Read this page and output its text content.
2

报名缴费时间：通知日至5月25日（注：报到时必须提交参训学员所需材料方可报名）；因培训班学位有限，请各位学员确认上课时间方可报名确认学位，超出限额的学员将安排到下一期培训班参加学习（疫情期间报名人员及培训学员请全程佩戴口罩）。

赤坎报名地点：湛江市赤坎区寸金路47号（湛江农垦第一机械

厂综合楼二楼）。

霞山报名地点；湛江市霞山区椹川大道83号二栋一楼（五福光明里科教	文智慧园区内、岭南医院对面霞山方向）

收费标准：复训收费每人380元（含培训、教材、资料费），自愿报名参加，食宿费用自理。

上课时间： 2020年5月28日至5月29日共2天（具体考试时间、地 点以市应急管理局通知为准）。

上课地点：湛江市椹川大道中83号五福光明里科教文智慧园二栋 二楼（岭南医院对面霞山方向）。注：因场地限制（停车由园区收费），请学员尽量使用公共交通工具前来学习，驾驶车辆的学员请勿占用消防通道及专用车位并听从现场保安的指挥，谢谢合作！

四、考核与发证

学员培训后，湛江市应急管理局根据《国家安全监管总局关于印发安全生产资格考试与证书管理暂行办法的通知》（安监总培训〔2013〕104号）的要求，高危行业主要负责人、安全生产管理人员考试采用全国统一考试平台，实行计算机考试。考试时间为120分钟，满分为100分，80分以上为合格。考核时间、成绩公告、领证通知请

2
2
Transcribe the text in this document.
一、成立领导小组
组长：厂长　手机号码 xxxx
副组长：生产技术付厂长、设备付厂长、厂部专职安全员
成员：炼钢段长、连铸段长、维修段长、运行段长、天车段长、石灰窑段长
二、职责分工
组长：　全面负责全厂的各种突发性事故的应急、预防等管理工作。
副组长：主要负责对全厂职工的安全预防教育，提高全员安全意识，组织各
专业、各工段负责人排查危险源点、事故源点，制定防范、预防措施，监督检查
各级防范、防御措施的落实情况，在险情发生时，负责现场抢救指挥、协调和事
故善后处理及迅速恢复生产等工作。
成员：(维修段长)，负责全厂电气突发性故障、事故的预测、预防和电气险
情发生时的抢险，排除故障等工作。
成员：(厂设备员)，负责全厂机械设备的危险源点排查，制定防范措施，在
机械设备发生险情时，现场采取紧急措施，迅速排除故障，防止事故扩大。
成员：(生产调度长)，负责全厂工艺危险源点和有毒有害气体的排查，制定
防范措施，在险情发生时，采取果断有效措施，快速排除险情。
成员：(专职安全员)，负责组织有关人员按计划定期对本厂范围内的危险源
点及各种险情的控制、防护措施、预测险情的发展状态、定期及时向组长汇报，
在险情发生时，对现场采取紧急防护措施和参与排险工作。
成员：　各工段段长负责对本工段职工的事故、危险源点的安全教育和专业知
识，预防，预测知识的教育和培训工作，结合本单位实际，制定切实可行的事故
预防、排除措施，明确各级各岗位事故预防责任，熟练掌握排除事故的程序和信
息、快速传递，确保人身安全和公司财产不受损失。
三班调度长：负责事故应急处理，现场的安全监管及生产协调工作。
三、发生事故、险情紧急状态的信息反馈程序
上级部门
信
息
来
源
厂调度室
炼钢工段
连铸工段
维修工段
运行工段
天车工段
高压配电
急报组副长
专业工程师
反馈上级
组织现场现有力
****
- **DO THIS**:
Set all of the records down again, exactly as they stand.

- **FULL RESPONSE**:
Read this page and output its text content.
2

报名缴费时间：通知日至5月25日（注：报到时必须提交参训学员所需材料方可报名）；因培训班学位有限，请各位学员确认上课时间方可报名确认学位，超出限额的学员将安排到下一期培训班参加学习（疫情期间报名人员及培训学员请全程佩戴口罩）。

赤坎报名地点：湛江市赤坎区寸金路47号（湛江农垦第一机械

厂综合楼二楼）。

霞山报名地点；湛江市霞山区椹川大道83号二栋一楼（五福光明里科教	文智慧园区内、岭南医院对面霞山方向）

收费标准：复训收费每人380元（含培训、教材、资料费），自愿报名参加，食宿费用自理。

上课时间： 2020年5月28日至5月29日共2天（具体考试时间、地 点以市应急管理局通知为准）。

上课地点：湛江市椹川大道中83号五福光明里科教文智慧园二栋 二楼（岭南医院对面霞山方向）。注：因场地限制（停车由园区收费），请学员尽量使用公共交通工具前来学习，驾驶车辆的学员请勿占用消防通道及专用车位并听从现场保安的指挥，谢谢合作！

四、考核与发证

学员培训后，湛江市应急管理局根据《国家安全监管总局关于印发安全生产资格考试与证书管理暂行办法的通知》（安监总培训〔2013〕104号）的要求，高危行业主要负责人、安全生产管理人员考试采用全国统一考试平台，实行计算机考试。考试时间为120分钟，满分为100分，80分以上为合格。考核时间、成绩公告、领证通知请

2
2
Transcribe the text in this document.
一、成立领导小组
组长：厂长　手机号码 xxxx
副组长：生产技术付厂长、设备付厂长、厂部专职安全员
成员：炼钢段长、连铸段长、维修段长、运行段长、天车段长、石灰窑段长
二、职责分工
组长：　全面负责全厂的各种突发性事故的应急、预防等管理工作。
副组长：主要负责对全厂职工的安全预防教育，提高全员安全意识，组织各
专业、各工段负责人排查危险源点、事故源点，制定防范、预防措施，监督检查
各级防范、防御措施的落实情况，在险情发生时，负责现场抢救指挥、协调和事
故善后处理及迅速恢复生产等工作。
成员：(维修段长)，负责全厂电气突发性故障、事故的预测、预防和电气险
情发生时的抢险，排除故障等工作。
成员：(厂设备员)，负责全厂机械设备的危险源点排查，制定防范措施，在
机械设备发生险情时，现场采取紧急措施，迅速排除故障，防止事故扩大。
成员：(生产调度长)，负责全厂工艺危险源点和有毒有害气体的排查，制定
防范措施，在险情发生时，采取果断有效措施，快速排除险情。
成员：(专职安全员)，负责组织有关人员按计划定期对本厂范围内的危险源
点及各种险情的控制、防护措施、预测险情的发展状态、定期及时向组长汇报，
在险情发生时，对现场采取紧急防护措施和参与排险工作。
成员：　各工段段长负责对本工段职工的事故、危险源点的安全教育和专业知
识，预防，预测知识的教育和培训工作，结合本单位实际，制定切实可行的事故
预防、排除措施，明确各级各岗位事故预防责任，熟练掌握排除事故的程序和信
息、快速传递，确保人身安全和公司财产不受损失。
三班调度长：负责事故应急处理，现场的安全监管及生产协调工作。
三、发生事故、险情紧急状态的信息反馈程序
上级部门
信
息
来
源
厂调度室
炼钢工段
连铸工段
维修工段
运行工段
天车工段
高压配电
急报组副长
专业工程师
反馈上级
组织现场现有力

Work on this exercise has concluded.